SUPPLIED DATA
◆ ◆ ◆ ◆ ◆ ◆ ◆
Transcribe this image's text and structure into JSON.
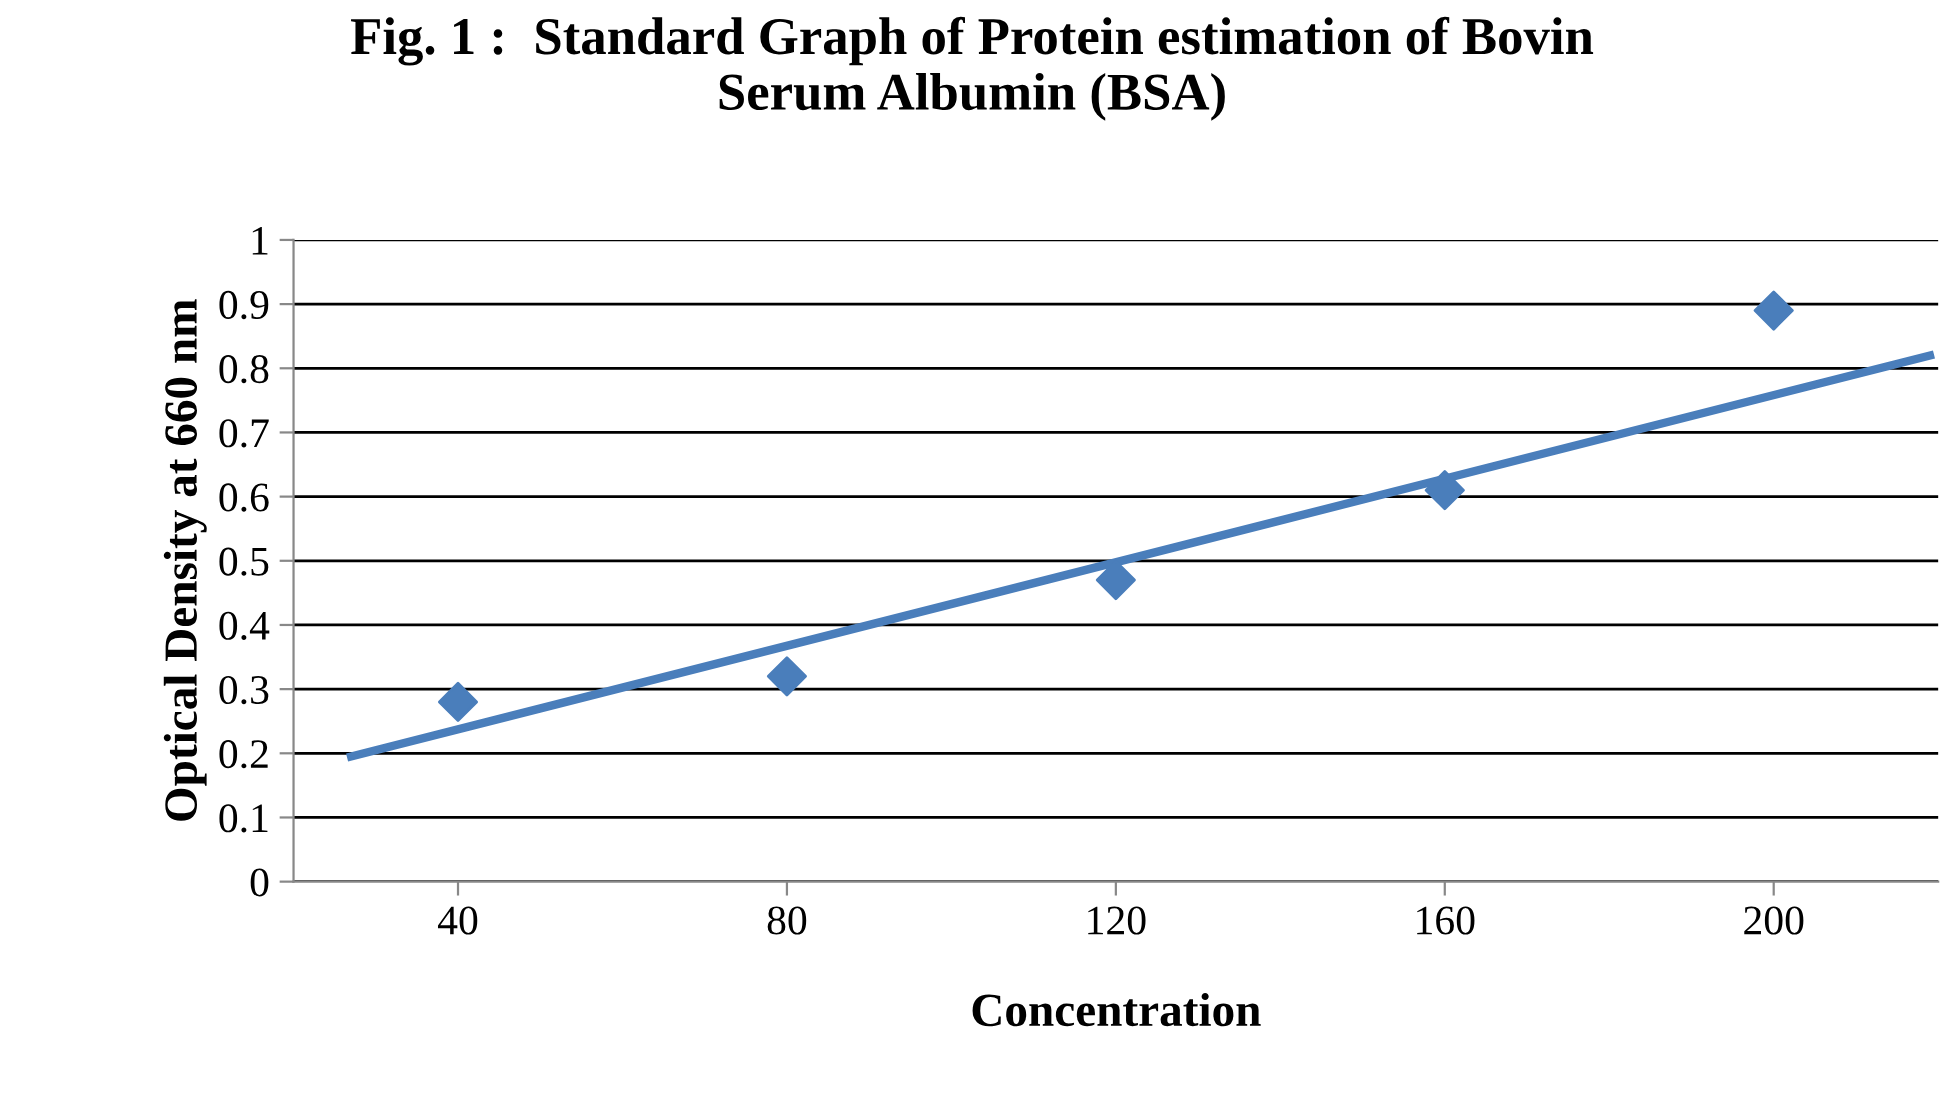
{
  "chart_data": {
    "type": "scatter",
    "title": "Fig. 1 :  Standard Graph of Protein estimation of Bovin\nSerum Albumin (BSA)",
    "xlabel": "Concentration",
    "ylabel": "Optical Density at 660 nm",
    "series": [
      {
        "color": "#4a7ebb",
        "marker": "diamond",
        "x": [
          40,
          80,
          120,
          160,
          200
        ],
        "values": [
          0.28,
          0.32,
          0.47,
          0.61,
          0.89
        ]
      },
      {
        "type": "line",
        "color": "#4a7ebb",
        "marker": "none",
        "line_style": "solid",
        "x": [
          27,
          219
        ],
        "values": [
          0.195,
          0.82
        ]
      }
    ],
    "xlim": [
      20,
      220
    ],
    "xticks": [
      40,
      80,
      120,
      160,
      200
    ],
    "ylim": [
      0,
      1
    ],
    "yticks": [
      0,
      0.1,
      0.2,
      0.3,
      0.4,
      0.5,
      0.6,
      0.7,
      0.8,
      0.9,
      1
    ],
    "grid": "y"
  }
}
◆ ◆ ◆ ◆ ◆ ◆ ◆
WORK TO COMPLETE
All entries, top to bottom, should be retyped exactly; the pictures should not be.

TASK SOLUTION
Transcribe this image's text and structure into JSON.
{
  "chart_data": {
    "type": "scatter",
    "title": "Fig. 1 :  Standard Graph of Protein estimation of Bovin\nSerum Albumin (BSA)",
    "xlabel": "Concentration",
    "ylabel": "Optical Density at 660 nm",
    "series": [
      {
        "color": "#4a7ebb",
        "marker": "diamond",
        "x": [
          40,
          80,
          120,
          160,
          200
        ],
        "values": [
          0.28,
          0.32,
          0.47,
          0.61,
          0.89
        ]
      },
      {
        "type": "line",
        "color": "#4a7ebb",
        "marker": "none",
        "line_style": "solid",
        "x": [
          27,
          219
        ],
        "values": [
          0.195,
          0.82
        ]
      }
    ],
    "xlim": [
      20,
      220
    ],
    "xticks": [
      40,
      80,
      120,
      160,
      200
    ],
    "ylim": [
      0,
      1
    ],
    "yticks": [
      0,
      0.1,
      0.2,
      0.3,
      0.4,
      0.5,
      0.6,
      0.7,
      0.8,
      0.9,
      1
    ],
    "grid": "y"
  }
}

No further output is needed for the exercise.